AIM »
Extract every line below that contains the string "title", copying each one in full; matching is case-sensitive.

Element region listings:

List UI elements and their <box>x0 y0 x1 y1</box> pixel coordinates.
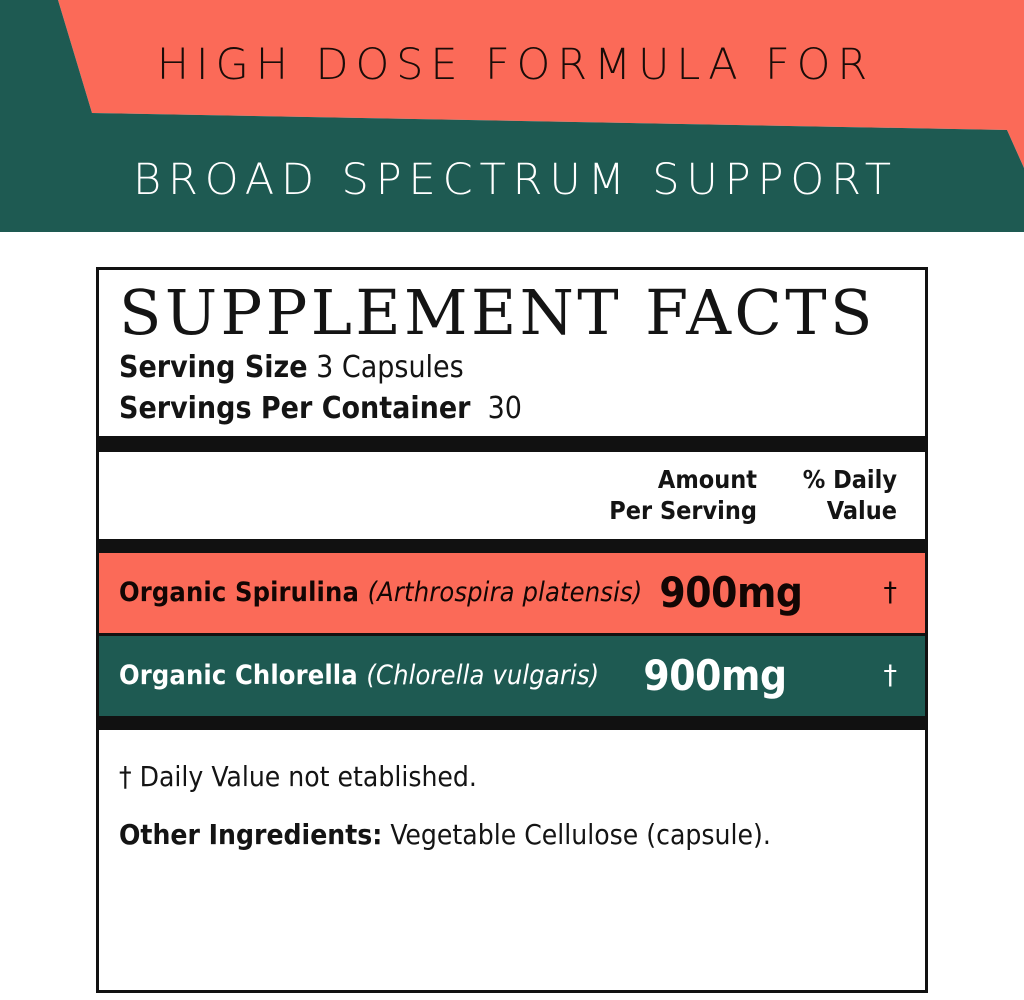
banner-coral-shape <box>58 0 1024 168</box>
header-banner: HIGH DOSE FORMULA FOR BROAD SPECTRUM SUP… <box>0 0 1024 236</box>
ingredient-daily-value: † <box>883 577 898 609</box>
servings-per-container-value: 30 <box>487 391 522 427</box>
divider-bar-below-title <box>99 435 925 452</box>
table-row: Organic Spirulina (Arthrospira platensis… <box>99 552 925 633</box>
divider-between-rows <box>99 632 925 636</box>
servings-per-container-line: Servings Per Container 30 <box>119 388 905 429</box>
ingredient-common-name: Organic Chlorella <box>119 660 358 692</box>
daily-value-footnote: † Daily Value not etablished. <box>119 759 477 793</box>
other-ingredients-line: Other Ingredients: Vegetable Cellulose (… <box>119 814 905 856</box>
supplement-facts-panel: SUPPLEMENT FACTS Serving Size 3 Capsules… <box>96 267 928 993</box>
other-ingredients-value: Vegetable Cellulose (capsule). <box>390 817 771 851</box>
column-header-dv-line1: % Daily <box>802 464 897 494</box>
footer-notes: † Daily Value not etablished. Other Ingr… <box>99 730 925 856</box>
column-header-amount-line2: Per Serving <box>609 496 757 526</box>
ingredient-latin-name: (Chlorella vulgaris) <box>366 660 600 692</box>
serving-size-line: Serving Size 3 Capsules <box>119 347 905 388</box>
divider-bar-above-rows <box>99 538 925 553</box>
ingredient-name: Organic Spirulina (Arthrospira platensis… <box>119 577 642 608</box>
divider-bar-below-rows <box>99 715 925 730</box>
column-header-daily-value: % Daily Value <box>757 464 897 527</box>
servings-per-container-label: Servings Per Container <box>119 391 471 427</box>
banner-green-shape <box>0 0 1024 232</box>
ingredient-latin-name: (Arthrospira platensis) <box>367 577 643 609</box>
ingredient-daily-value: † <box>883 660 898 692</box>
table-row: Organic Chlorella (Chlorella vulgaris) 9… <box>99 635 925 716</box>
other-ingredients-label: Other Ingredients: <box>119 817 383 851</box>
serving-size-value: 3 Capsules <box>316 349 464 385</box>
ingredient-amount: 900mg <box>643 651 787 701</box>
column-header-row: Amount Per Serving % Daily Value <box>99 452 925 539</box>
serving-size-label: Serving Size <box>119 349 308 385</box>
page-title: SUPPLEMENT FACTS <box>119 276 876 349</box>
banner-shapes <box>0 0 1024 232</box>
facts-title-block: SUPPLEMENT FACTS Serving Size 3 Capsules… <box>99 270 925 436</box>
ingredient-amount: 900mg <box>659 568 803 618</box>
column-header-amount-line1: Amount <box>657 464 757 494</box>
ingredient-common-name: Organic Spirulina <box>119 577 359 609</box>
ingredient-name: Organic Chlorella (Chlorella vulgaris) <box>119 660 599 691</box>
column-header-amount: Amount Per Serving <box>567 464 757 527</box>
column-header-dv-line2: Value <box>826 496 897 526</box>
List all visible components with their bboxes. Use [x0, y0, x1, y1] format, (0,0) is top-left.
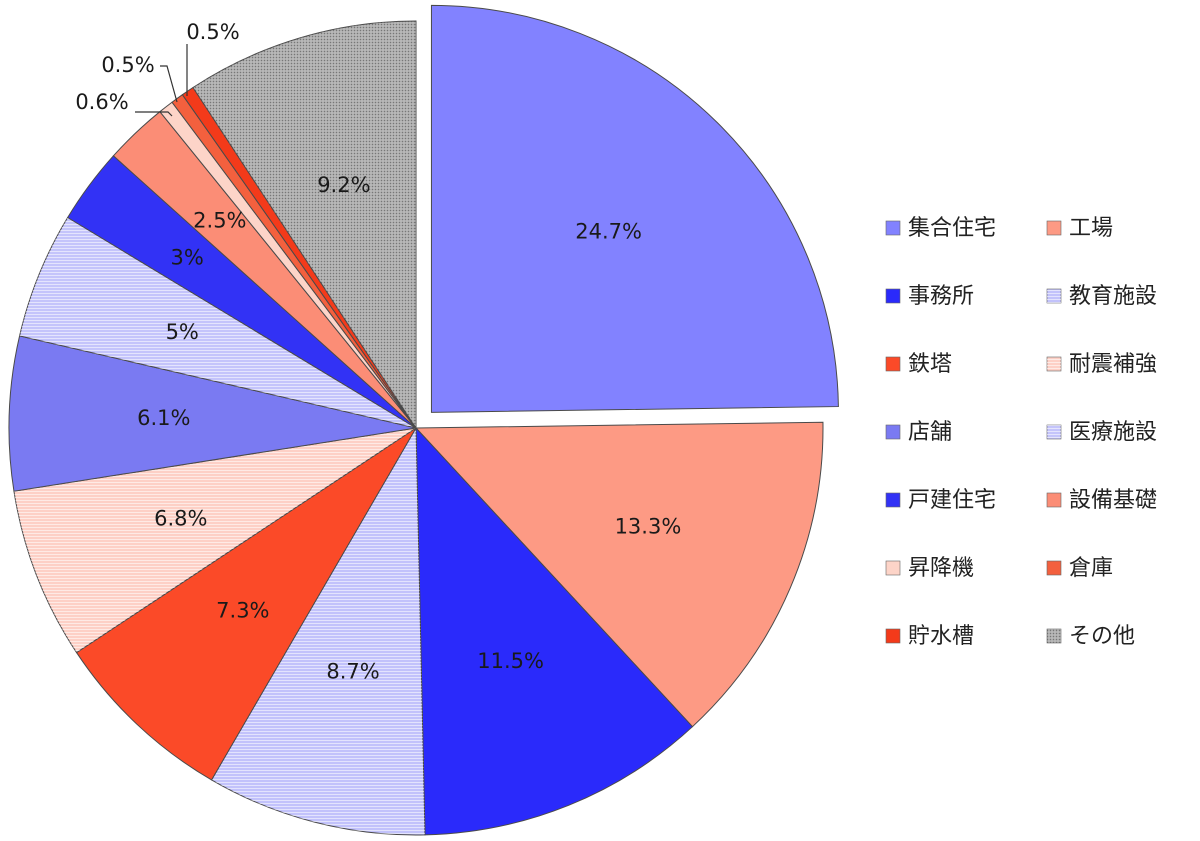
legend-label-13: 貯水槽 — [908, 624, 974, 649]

WRITTEN ANSWER »
divider-bar-below-title <box>99 435 925 452</box>
page-title: SUPPLEMENT FACTS <box>119 276 876 349</box>
facts-title-block: SUPPLEMENT FACTS Serving Size 3 Capsules… <box>99 270 925 436</box>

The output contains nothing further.